| Dataset entries |
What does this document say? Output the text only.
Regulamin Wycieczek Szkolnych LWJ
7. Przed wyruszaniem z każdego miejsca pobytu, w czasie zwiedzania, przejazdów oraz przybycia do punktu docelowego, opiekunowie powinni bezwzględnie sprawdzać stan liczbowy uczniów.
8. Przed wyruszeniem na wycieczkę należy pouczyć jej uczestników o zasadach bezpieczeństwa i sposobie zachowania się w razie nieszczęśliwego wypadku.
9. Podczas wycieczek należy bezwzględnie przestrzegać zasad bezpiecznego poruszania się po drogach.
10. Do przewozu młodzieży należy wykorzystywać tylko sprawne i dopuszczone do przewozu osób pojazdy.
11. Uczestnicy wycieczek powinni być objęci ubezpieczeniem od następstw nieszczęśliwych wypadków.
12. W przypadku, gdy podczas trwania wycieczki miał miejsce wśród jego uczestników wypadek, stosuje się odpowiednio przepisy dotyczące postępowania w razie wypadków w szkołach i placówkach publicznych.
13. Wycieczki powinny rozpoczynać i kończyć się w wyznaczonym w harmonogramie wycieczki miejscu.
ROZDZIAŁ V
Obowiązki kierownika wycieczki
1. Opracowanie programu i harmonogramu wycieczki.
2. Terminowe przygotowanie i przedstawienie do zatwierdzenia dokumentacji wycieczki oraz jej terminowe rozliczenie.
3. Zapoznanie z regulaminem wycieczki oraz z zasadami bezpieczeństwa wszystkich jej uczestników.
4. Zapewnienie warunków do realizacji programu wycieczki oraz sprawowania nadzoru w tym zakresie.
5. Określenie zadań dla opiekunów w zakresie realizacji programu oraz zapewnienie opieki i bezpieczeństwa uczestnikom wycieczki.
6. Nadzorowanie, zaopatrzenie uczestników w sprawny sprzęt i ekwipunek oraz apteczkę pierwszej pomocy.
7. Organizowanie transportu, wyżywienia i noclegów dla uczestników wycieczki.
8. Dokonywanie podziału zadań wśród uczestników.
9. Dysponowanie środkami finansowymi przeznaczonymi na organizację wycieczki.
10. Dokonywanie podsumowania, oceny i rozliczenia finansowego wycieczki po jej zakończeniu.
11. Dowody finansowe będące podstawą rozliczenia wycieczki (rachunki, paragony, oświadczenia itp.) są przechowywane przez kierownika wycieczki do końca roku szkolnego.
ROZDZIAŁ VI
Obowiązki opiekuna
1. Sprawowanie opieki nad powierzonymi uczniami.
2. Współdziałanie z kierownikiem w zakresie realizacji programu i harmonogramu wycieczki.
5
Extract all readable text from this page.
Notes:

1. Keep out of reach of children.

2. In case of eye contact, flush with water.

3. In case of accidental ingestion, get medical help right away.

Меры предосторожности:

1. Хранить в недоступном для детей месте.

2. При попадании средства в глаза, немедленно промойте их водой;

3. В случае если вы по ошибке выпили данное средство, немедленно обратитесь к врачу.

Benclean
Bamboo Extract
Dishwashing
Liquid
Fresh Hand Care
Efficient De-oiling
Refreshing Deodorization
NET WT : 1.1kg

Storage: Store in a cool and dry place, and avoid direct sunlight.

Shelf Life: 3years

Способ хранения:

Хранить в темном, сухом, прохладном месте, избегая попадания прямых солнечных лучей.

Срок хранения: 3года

| Problem requirements |
Could you reproduce every record above exactly as it appears?

| Exercise answer |
What does this document say? Output the text only.
Regulamin Wycieczek Szkolnych LWJ
7. Przed wyruszaniem z każdego miejsca pobytu, w czasie zwiedzania, przejazdów oraz przybycia do punktu docelowego, opiekunowie powinni bezwzględnie sprawdzać stan liczbowy uczniów.
8. Przed wyruszeniem na wycieczkę należy pouczyć jej uczestników o zasadach bezpieczeństwa i sposobie zachowania się w razie nieszczęśliwego wypadku.
9. Podczas wycieczek należy bezwzględnie przestrzegać zasad bezpiecznego poruszania się po drogach.
10. Do przewozu młodzieży należy wykorzystywać tylko sprawne i dopuszczone do przewozu osób pojazdy.
11. Uczestnicy wycieczek powinni być objęci ubezpieczeniem od następstw nieszczęśliwych wypadków.
12. W przypadku, gdy podczas trwania wycieczki miał miejsce wśród jego uczestników wypadek, stosuje się odpowiednio przepisy dotyczące postępowania w razie wypadków w szkołach i placówkach publicznych.
13. Wycieczki powinny rozpoczynać i kończyć się w wyznaczonym w harmonogramie wycieczki miejscu.
ROZDZIAŁ V
Obowiązki kierownika wycieczki
1. Opracowanie programu i harmonogramu wycieczki.
2. Terminowe przygotowanie i przedstawienie do zatwierdzenia dokumentacji wycieczki oraz jej terminowe rozliczenie.
3. Zapoznanie z regulaminem wycieczki oraz z zasadami bezpieczeństwa wszystkich jej uczestników.
4. Zapewnienie warunków do realizacji programu wycieczki oraz sprawowania nadzoru w tym zakresie.
5. Określenie zadań dla opiekunów w zakresie realizacji programu oraz zapewnienie opieki i bezpieczeństwa uczestnikom wycieczki.
6. Nadzorowanie, zaopatrzenie uczestników w sprawny sprzęt i ekwipunek oraz apteczkę pierwszej pomocy.
7. Organizowanie transportu, wyżywienia i noclegów dla uczestników wycieczki.
8. Dokonywanie podziału zadań wśród uczestników.
9. Dysponowanie środkami finansowymi przeznaczonymi na organizację wycieczki.
10. Dokonywanie podsumowania, oceny i rozliczenia finansowego wycieczki po jej zakończeniu.
11. Dowody finansowe będące podstawą rozliczenia wycieczki (rachunki, paragony, oświadczenia itp.) są przechowywane przez kierownika wycieczki do końca roku szkolnego.
ROZDZIAŁ VI
Obowiązki opiekuna
1. Sprawowanie opieki nad powierzonymi uczniami.
2. Współdziałanie z kierownikiem w zakresie realizacji programu i harmonogramu wycieczki.
5
Extract all readable text from this page.
Notes:

1. Keep out of reach of children.

2. In case of eye contact, flush with water.

3. In case of accidental ingestion, get medical help right away.

Меры предосторожности:

1. Хранить в недоступном для детей месте.

2. При попадании средства в глаза, немедленно промойте их водой;

3. В случае если вы по ошибке выпили данное средство, немедленно обратитесь к врачу.

Benclean
Bamboo Extract
Dishwashing
Liquid
Fresh Hand Care
Efficient De-oiling
Refreshing Deodorization
NET WT : 1.1kg

Storage: Store in a cool and dry place, and avoid direct sunlight.

Shelf Life: 3years

Способ хранения:

Хранить в темном, сухом, прохладном месте, избегая попадания прямых солнечных лучей.

Срок хранения: 3года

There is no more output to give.